Reproduce the listing word for word, starting at its first line and ending at the line that contains "y-tick-label: 0.51 <box>13 255 36 270</box>", both included.
*** Input records ***
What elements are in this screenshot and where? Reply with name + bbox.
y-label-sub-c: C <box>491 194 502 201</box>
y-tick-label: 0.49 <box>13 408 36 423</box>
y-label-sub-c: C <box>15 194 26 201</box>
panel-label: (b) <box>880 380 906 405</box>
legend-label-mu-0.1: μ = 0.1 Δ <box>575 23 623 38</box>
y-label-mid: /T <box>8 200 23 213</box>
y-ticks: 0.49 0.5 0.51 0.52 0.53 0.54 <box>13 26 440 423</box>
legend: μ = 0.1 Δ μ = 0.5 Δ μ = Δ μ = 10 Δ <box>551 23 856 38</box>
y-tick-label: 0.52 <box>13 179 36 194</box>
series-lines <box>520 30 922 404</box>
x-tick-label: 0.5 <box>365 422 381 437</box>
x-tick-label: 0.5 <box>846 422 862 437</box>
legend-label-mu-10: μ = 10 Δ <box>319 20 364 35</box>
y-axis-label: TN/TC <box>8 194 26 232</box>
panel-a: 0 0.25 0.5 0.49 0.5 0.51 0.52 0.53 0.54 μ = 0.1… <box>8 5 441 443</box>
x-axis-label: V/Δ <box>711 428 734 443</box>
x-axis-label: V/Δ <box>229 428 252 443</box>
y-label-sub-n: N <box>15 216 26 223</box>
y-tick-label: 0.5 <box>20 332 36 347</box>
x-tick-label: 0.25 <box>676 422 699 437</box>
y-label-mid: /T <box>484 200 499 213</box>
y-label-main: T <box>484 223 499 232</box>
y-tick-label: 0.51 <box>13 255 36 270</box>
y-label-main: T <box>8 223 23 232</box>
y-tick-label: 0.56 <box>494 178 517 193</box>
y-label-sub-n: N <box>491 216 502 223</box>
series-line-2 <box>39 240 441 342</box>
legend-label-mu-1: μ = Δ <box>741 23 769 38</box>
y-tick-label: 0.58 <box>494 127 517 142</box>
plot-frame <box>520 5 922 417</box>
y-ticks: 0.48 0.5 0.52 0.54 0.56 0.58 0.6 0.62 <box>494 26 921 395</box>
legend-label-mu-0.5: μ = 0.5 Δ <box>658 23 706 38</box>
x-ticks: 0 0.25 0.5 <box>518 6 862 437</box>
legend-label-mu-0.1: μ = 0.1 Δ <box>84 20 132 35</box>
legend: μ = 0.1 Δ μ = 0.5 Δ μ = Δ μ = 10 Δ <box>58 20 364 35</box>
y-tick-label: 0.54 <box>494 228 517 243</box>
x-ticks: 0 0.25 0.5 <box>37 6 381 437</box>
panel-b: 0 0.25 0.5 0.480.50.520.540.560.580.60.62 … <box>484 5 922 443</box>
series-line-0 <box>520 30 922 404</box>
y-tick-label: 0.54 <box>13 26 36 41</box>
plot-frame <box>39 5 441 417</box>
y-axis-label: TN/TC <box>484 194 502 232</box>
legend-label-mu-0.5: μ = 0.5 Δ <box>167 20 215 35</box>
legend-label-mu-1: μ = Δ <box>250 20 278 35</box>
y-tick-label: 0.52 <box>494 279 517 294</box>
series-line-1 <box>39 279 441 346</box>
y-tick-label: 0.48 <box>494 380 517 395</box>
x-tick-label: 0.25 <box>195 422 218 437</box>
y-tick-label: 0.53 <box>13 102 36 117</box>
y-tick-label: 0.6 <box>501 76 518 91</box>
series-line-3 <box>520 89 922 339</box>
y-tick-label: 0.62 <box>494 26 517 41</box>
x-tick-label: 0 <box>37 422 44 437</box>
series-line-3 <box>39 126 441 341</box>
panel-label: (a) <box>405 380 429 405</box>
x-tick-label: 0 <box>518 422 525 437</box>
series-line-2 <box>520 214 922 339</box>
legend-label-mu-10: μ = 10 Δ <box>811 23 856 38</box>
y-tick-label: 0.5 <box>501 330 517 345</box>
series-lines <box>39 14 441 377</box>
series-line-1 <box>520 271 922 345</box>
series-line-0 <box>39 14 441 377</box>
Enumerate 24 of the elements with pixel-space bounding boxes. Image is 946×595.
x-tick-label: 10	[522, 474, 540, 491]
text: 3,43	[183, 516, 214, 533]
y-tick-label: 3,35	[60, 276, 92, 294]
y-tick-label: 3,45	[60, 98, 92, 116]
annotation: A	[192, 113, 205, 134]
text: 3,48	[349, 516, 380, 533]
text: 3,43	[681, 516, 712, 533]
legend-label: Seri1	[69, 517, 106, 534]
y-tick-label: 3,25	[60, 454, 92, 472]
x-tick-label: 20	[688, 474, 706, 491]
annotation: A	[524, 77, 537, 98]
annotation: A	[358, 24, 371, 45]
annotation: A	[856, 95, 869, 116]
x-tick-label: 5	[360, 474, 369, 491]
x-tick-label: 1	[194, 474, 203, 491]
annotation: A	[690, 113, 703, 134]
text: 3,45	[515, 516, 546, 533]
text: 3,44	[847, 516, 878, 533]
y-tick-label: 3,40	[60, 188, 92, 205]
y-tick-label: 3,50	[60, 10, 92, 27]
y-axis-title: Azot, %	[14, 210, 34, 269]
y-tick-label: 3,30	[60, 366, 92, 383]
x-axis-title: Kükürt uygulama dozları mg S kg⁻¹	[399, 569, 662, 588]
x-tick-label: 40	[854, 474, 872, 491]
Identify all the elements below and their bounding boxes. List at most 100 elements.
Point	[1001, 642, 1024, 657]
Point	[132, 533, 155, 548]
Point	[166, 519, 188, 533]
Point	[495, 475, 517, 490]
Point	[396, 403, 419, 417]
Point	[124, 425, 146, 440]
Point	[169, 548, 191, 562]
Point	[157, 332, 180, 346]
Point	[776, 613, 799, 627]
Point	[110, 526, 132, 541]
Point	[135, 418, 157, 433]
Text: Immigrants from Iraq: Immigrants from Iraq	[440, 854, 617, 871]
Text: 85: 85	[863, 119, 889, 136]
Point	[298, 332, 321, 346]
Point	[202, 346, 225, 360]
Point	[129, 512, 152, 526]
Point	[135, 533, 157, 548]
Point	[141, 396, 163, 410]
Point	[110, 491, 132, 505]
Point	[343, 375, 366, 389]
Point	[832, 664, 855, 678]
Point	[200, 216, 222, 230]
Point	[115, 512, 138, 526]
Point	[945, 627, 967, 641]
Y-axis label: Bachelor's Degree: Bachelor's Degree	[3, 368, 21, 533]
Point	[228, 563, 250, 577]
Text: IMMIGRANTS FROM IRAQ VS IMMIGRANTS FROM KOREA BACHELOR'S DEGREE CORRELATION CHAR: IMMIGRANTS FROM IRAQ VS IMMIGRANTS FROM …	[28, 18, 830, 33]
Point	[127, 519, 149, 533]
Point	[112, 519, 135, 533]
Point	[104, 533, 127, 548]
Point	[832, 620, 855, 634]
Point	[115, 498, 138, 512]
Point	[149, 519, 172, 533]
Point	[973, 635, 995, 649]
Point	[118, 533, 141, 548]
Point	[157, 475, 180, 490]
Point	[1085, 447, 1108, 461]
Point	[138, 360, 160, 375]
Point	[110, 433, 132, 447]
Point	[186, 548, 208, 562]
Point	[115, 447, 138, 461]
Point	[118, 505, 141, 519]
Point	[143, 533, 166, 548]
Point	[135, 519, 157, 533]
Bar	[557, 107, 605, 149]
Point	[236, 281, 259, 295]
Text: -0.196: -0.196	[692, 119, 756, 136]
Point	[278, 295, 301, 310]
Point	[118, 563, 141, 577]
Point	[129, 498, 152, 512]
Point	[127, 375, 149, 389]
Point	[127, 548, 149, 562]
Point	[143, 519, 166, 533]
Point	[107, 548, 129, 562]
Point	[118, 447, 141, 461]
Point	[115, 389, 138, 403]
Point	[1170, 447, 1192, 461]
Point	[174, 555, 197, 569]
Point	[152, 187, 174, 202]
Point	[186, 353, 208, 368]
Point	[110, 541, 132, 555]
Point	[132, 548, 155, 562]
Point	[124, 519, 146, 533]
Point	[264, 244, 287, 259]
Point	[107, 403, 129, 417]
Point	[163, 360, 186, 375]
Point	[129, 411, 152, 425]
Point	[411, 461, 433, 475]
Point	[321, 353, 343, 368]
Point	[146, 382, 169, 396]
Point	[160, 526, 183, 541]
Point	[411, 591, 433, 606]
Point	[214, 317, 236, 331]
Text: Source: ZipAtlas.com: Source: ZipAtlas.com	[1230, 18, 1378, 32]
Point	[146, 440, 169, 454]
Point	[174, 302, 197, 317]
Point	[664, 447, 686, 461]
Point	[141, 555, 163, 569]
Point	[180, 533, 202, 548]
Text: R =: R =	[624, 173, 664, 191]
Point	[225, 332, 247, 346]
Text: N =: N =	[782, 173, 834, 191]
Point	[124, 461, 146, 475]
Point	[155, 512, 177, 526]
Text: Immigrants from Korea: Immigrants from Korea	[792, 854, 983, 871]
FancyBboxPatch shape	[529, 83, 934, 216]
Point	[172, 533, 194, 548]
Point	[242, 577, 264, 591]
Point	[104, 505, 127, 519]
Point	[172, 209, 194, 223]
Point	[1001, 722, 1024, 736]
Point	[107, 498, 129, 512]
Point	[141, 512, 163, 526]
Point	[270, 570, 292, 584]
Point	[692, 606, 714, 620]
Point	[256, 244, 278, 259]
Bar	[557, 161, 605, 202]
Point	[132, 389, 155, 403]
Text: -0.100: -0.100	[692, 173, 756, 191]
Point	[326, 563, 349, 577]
***
Reply:
What elements are in this screenshot and where? Reply with name + bbox.
y-label-sub-c: C <box>491 194 502 201</box>
y-tick-label: 0.49 <box>13 408 36 423</box>
y-label-sub-c: C <box>15 194 26 201</box>
panel-label: (b) <box>880 380 906 405</box>
legend-label-mu-0.1: μ = 0.1 Δ <box>575 23 623 38</box>
y-label-mid: /T <box>8 200 23 213</box>
y-ticks: 0.49 0.5 0.51 0.52 0.53 0.54 <box>13 26 440 423</box>
legend: μ = 0.1 Δ μ = 0.5 Δ μ = Δ μ = 10 Δ <box>551 23 856 38</box>
y-tick-label: 0.52 <box>13 179 36 194</box>
series-lines <box>520 30 922 404</box>
x-tick-label: 0.5 <box>365 422 381 437</box>
x-tick-label: 0.5 <box>846 422 862 437</box>
legend-label-mu-10: μ = 10 Δ <box>319 20 364 35</box>
y-axis-label: TN/TC <box>8 194 26 232</box>
panel-a: 0 0.25 0.5 0.49 0.5 0.51 0.52 0.53 0.54 μ = 0.1… <box>8 5 441 443</box>
x-axis-label: V/Δ <box>711 428 734 443</box>
x-axis-label: V/Δ <box>229 428 252 443</box>
y-label-sub-n: N <box>15 216 26 223</box>
y-tick-label: 0.5 <box>20 332 36 347</box>
x-tick-label: 0.25 <box>676 422 699 437</box>
y-label-mid: /T <box>484 200 499 213</box>
y-label-main: T <box>484 223 499 232</box>
y-tick-label: 0.51 <box>13 255 36 270</box>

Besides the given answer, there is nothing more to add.